## [Data shown]

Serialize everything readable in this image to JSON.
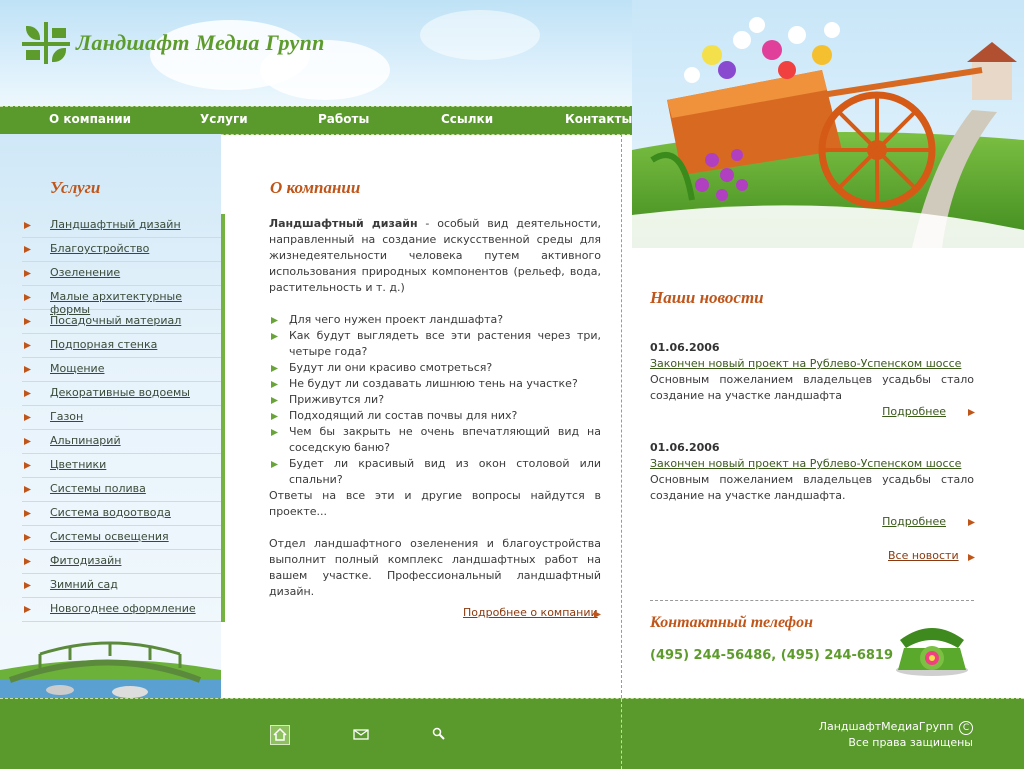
{
  "header": {
    "logo_text": "Ландшафт Медиа Групп"
  },
  "nav": {
    "items": [
      "О компании",
      "Услуги",
      "Работы",
      "Ссылки",
      "Контакты"
    ]
  },
  "sidebar": {
    "title": "Услуги",
    "items": [
      "Ландшафтный дизайн",
      "Благоустройство",
      "Озеленение",
      "Малые архитектурные формы",
      "Посадочный материал",
      "Подпорная стенка",
      "Мощение",
      "Декоративные водоемы",
      "Газон",
      "Альпинарий",
      "Цветники",
      "Системы полива",
      "Система водоотвода",
      "Системы освещения",
      "Фитодизайн",
      "Зимний сад",
      "Новогоднее оформление"
    ]
  },
  "main": {
    "title": "О компании",
    "intro_bold": "Ландшафтный дизайн",
    "intro_rest": " - особый вид деятельности, направленный на создание искусственной среды для жизнедеятельности человека путем активного использования природных компонентов (рельеф, вода, растительность и т. д.)",
    "questions": [
      "Для чего нужен проект ландшафта?",
      "Как будут выглядеть все эти растения через три, четыре года?",
      "Будут ли они красиво смотреться?",
      "Не будут ли создавать лишнюю тень на участке?",
      "Приживутся ли?",
      "Подходящий ли состав почвы для них?",
      "Чем бы закрыть не очень впечатляющий вид на соседскую баню?",
      "Будет ли красивый вид из окон столовой или спальни?"
    ],
    "answer": "Ответы на все эти и другие вопросы найдутся в проекте...",
    "paragraph2": "Отдел ландшафтного озеленения и благоустройства выполнит полный комплекс ландшафтных работ на вашем участке. Профессиональный ландшафтный дизайн.",
    "more_link": "Подробнее о компании"
  },
  "news": {
    "title": "Наши новости",
    "items": [
      {
        "date": "01.06.2006",
        "headline": "Закончен новый проект на Рублево-Успенском шоссе",
        "text": "Основным пожеланием владельцев усадьбы стало создание на участке ландшафта",
        "more": "Подробнее"
      },
      {
        "date": "01.06.2006",
        "headline": "Закончен новый проект на Рублево-Успенском шоссе",
        "text": "Основным пожеланием владельцев усадьбы стало создание на участке ландшафта.",
        "more": "Подробнее"
      }
    ],
    "all_link": "Все новости"
  },
  "contact": {
    "title": "Контактный телефон",
    "phone": "(495) 244-56486, (495) 244-6819"
  },
  "footer": {
    "copyright_name": "ЛандшафтМедиаГрупп",
    "copyright_symbol": "C",
    "rights": "Все права защищены",
    "icons": [
      "home-icon",
      "mail-icon",
      "search-icon"
    ]
  },
  "colors": {
    "green": "#5a9a2c",
    "orange": "#c0551a",
    "sky": "#cfe8f7"
  }
}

## [Stated problem]
Verbatim reproduction of every record is required; images are left out.

## [Output for this task]
Serialize everything readable in this image to JSON.
{
  "header": {
    "logo_text": "Ландшафт Медиа Групп"
  },
  "nav": {
    "items": [
      "О компании",
      "Услуги",
      "Работы",
      "Ссылки",
      "Контакты"
    ]
  },
  "sidebar": {
    "title": "Услуги",
    "items": [
      "Ландшафтный дизайн",
      "Благоустройство",
      "Озеленение",
      "Малые архитектурные формы",
      "Посадочный материал",
      "Подпорная стенка",
      "Мощение",
      "Декоративные водоемы",
      "Газон",
      "Альпинарий",
      "Цветники",
      "Системы полива",
      "Система водоотвода",
      "Системы освещения",
      "Фитодизайн",
      "Зимний сад",
      "Новогоднее оформление"
    ]
  },
  "main": {
    "title": "О компании",
    "intro_bold": "Ландшафтный дизайн",
    "intro_rest": " - особый вид деятельности, направленный на создание искусственной среды для жизнедеятельности человека путем активного использования природных компонентов (рельеф, вода, растительность и т. д.)",
    "questions": [
      "Для чего нужен проект ландшафта?",
      "Как будут выглядеть все эти растения через три, четыре года?",
      "Будут ли они красиво смотреться?",
      "Не будут ли создавать лишнюю тень на участке?",
      "Приживутся ли?",
      "Подходящий ли состав почвы для них?",
      "Чем бы закрыть не очень впечатляющий вид на соседскую баню?",
      "Будет ли красивый вид из окон столовой или спальни?"
    ],
    "answer": "Ответы на все эти и другие вопросы найдутся в проекте...",
    "paragraph2": "Отдел ландшафтного озеленения и благоустройства выполнит полный комплекс ландшафтных работ на вашем участке. Профессиональный ландшафтный дизайн.",
    "more_link": "Подробнее о компании"
  },
  "news": {
    "title": "Наши новости",
    "items": [
      {
        "date": "01.06.2006",
        "headline": "Закончен новый проект на Рублево-Успенском шоссе",
        "text": "Основным пожеланием владельцев усадьбы стало создание на участке ландшафта",
        "more": "Подробнее"
      },
      {
        "date": "01.06.2006",
        "headline": "Закончен новый проект на Рублево-Успенском шоссе",
        "text": "Основным пожеланием владельцев усадьбы стало создание на участке ландшафта.",
        "more": "Подробнее"
      }
    ],
    "all_link": "Все новости"
  },
  "contact": {
    "title": "Контактный телефон",
    "phone": "(495) 244-56486, (495) 244-6819"
  },
  "footer": {
    "copyright_name": "ЛандшафтМедиаГрупп",
    "copyright_symbol": "C",
    "rights": "Все права защищены",
    "icons": [
      "home-icon",
      "mail-icon",
      "search-icon"
    ]
  },
  "colors": {
    "green": "#5a9a2c",
    "orange": "#c0551a",
    "sky": "#cfe8f7"
  }
}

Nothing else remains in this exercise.